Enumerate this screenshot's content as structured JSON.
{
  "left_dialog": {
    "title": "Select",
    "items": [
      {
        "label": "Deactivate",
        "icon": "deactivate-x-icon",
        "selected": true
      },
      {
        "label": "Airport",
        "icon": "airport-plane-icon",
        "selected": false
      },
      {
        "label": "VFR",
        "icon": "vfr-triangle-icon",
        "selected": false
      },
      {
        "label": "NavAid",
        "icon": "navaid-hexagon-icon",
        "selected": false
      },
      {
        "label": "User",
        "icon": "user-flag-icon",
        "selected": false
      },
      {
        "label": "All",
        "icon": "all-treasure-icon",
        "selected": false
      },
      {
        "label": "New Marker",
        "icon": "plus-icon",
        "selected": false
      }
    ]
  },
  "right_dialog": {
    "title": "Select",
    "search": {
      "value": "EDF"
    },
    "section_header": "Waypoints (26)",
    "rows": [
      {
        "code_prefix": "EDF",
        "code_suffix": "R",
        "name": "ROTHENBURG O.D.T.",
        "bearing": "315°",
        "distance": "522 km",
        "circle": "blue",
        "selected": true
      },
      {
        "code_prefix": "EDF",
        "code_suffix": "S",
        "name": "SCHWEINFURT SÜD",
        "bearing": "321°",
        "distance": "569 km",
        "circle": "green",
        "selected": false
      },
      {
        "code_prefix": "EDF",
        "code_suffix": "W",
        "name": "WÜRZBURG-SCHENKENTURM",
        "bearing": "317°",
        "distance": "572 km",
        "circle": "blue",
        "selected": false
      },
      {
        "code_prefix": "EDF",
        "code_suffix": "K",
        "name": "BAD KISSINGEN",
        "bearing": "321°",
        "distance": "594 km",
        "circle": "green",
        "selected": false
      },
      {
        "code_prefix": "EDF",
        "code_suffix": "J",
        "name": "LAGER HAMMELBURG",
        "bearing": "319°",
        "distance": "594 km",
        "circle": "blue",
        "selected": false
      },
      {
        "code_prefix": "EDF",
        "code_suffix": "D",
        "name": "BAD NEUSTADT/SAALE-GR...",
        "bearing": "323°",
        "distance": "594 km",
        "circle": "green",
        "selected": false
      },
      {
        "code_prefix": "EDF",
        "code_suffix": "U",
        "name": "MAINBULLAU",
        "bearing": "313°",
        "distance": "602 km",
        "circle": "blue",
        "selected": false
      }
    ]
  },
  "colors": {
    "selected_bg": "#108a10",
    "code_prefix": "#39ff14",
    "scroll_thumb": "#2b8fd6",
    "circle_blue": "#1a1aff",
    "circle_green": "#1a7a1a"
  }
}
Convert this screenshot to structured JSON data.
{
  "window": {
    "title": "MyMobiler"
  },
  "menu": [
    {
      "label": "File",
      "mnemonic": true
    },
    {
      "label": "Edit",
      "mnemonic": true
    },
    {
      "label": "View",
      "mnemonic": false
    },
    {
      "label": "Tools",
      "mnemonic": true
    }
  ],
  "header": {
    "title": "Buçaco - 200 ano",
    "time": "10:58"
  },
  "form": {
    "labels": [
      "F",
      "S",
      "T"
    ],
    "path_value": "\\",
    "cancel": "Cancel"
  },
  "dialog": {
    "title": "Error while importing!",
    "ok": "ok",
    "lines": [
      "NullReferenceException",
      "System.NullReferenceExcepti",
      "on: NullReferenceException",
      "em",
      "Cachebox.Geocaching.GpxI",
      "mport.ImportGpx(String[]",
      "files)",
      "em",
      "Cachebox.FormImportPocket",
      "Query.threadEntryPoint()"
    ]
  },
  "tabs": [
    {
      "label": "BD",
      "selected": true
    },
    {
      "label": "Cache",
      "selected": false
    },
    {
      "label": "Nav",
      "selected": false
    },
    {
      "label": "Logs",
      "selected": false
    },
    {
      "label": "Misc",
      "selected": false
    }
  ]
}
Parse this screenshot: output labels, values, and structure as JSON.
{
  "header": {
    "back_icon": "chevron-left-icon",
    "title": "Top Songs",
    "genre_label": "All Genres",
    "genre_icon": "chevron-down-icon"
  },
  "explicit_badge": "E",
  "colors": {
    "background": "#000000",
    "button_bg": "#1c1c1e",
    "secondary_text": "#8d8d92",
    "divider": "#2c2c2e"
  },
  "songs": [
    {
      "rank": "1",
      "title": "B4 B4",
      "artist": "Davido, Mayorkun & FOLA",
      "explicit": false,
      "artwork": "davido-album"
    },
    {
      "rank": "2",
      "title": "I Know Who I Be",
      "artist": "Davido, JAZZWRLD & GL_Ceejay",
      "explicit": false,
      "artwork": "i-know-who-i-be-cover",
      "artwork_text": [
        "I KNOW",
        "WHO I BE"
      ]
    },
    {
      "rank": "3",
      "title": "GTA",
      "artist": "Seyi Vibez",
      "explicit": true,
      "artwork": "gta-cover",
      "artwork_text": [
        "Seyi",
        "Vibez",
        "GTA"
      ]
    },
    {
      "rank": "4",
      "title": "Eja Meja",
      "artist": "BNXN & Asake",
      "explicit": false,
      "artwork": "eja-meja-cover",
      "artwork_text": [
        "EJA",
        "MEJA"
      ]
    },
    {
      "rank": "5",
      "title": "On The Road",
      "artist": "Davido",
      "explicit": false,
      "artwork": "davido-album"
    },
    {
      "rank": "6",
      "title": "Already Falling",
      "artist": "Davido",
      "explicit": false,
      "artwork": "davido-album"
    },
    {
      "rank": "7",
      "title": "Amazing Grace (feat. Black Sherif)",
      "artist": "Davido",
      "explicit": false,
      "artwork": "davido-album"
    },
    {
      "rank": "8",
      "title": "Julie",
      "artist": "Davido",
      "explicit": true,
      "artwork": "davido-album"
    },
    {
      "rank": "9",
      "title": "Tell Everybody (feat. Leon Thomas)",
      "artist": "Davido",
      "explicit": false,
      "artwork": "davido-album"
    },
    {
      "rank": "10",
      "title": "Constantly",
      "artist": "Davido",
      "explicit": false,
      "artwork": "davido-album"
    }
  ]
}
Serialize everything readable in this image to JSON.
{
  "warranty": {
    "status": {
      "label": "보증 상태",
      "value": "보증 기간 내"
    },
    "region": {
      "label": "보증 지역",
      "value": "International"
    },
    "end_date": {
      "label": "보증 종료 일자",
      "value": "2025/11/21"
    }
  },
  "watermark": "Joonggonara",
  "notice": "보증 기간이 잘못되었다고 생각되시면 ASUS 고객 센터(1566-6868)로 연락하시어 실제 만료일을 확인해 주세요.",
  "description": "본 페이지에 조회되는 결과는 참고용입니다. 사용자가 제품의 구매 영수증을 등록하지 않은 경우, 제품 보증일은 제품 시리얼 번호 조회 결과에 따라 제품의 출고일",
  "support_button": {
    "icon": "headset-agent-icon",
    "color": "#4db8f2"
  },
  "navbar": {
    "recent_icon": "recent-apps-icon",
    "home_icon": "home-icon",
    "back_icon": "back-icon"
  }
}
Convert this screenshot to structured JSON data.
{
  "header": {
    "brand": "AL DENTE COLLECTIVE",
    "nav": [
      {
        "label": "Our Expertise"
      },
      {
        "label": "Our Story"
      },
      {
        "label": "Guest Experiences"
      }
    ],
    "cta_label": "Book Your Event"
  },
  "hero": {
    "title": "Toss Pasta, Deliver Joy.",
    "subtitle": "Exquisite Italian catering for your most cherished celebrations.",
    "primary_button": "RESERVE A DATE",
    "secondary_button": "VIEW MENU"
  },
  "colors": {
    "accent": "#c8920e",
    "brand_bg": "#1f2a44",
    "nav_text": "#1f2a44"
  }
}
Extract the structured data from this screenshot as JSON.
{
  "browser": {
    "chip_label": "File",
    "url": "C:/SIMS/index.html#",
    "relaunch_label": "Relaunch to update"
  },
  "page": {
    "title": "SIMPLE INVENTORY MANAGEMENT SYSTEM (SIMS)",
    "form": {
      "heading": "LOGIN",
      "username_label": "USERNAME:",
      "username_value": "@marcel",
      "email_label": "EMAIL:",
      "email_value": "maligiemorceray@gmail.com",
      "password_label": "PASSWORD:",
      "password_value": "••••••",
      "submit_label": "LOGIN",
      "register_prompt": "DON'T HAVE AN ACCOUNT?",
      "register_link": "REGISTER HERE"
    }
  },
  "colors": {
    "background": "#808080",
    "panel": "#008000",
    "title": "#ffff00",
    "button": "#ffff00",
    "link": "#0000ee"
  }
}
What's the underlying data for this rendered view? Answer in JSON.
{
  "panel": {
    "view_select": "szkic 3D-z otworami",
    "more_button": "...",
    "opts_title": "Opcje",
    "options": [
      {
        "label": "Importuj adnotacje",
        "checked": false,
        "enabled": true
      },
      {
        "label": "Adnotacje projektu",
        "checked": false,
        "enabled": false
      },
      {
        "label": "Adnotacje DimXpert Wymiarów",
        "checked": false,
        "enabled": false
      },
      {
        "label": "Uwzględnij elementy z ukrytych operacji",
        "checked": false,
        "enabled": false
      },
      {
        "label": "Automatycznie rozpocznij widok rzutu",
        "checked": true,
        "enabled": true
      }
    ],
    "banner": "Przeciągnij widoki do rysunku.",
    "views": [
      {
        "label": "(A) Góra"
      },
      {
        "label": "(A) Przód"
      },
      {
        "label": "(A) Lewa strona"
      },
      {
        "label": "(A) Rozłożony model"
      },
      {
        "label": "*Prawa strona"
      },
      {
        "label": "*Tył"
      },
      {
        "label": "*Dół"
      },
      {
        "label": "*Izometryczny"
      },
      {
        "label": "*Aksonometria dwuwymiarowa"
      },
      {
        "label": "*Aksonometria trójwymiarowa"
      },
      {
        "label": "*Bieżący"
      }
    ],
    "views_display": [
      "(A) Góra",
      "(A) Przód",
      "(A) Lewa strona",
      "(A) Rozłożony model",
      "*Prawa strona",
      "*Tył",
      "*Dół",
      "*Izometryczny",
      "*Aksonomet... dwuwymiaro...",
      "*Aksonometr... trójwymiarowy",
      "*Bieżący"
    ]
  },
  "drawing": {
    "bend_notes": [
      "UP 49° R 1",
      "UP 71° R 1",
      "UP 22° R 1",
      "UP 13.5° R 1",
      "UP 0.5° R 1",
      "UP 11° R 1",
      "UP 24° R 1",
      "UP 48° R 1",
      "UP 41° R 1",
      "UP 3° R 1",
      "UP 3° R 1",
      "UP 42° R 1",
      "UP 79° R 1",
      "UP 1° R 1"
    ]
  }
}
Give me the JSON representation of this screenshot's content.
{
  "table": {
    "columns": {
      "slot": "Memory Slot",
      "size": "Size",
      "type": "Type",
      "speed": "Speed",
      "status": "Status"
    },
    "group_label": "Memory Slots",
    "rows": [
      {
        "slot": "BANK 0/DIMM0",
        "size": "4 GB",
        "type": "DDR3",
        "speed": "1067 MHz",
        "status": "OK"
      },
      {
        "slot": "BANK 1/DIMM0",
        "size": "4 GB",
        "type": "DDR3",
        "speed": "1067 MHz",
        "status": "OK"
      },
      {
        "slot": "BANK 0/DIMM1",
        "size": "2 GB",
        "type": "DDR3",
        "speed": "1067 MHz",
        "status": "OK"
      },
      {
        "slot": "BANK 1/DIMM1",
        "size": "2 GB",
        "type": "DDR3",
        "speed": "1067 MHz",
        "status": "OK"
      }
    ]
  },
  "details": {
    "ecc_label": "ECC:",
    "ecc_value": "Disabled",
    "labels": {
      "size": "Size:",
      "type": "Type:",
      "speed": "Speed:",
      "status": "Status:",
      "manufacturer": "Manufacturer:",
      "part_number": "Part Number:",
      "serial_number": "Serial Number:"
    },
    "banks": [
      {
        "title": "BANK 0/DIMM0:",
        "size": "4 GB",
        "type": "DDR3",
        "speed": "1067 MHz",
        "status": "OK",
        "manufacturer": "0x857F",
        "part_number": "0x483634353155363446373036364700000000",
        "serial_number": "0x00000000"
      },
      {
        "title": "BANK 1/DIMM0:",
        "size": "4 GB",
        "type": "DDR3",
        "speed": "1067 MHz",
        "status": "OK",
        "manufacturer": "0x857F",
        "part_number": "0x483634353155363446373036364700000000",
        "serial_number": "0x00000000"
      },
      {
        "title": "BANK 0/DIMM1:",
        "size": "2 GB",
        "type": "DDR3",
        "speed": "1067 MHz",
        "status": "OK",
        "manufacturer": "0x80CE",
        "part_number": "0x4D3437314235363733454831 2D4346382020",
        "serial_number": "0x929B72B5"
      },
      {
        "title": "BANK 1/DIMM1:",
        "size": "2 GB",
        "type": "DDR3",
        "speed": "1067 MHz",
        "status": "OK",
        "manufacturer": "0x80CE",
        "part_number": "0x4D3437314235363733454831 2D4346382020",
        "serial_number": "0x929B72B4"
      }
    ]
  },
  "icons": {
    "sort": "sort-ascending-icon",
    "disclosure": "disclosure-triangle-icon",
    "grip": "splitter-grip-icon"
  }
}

[YOUR INSTRUCTIONS] Show every line from the entries above in which the word "background" appears.

[EXERCISE RESULT]
    "background": "#000000",
    "background": "#808080",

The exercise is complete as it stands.